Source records
* start *

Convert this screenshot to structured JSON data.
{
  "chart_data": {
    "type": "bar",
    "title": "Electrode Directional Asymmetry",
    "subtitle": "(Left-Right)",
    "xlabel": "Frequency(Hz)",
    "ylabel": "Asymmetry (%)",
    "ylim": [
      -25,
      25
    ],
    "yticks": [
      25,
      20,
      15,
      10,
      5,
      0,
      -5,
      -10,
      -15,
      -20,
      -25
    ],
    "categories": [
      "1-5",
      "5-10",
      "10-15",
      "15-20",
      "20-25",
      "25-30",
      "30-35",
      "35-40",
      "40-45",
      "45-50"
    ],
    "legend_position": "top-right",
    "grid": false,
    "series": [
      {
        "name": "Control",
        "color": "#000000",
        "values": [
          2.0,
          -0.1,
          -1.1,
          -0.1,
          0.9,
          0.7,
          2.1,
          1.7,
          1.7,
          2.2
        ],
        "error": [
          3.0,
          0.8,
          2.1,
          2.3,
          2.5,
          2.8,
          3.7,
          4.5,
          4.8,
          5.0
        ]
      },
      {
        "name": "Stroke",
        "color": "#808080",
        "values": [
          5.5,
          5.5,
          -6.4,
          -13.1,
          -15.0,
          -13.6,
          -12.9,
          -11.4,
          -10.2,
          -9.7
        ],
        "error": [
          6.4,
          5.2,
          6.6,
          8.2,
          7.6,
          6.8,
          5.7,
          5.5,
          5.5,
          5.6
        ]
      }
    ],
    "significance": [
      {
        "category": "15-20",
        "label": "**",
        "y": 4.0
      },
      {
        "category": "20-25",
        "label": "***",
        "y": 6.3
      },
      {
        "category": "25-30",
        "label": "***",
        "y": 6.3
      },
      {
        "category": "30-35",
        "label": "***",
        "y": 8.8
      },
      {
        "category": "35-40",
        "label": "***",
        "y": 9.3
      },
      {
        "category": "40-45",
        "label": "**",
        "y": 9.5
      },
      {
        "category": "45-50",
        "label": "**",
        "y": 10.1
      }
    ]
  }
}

* end *

Check each line of the records above for "Asymmetry", and copy those that have it.

    "title": "Electrode Directional Asymmetry",
    "ylabel": "Asymmetry (%)",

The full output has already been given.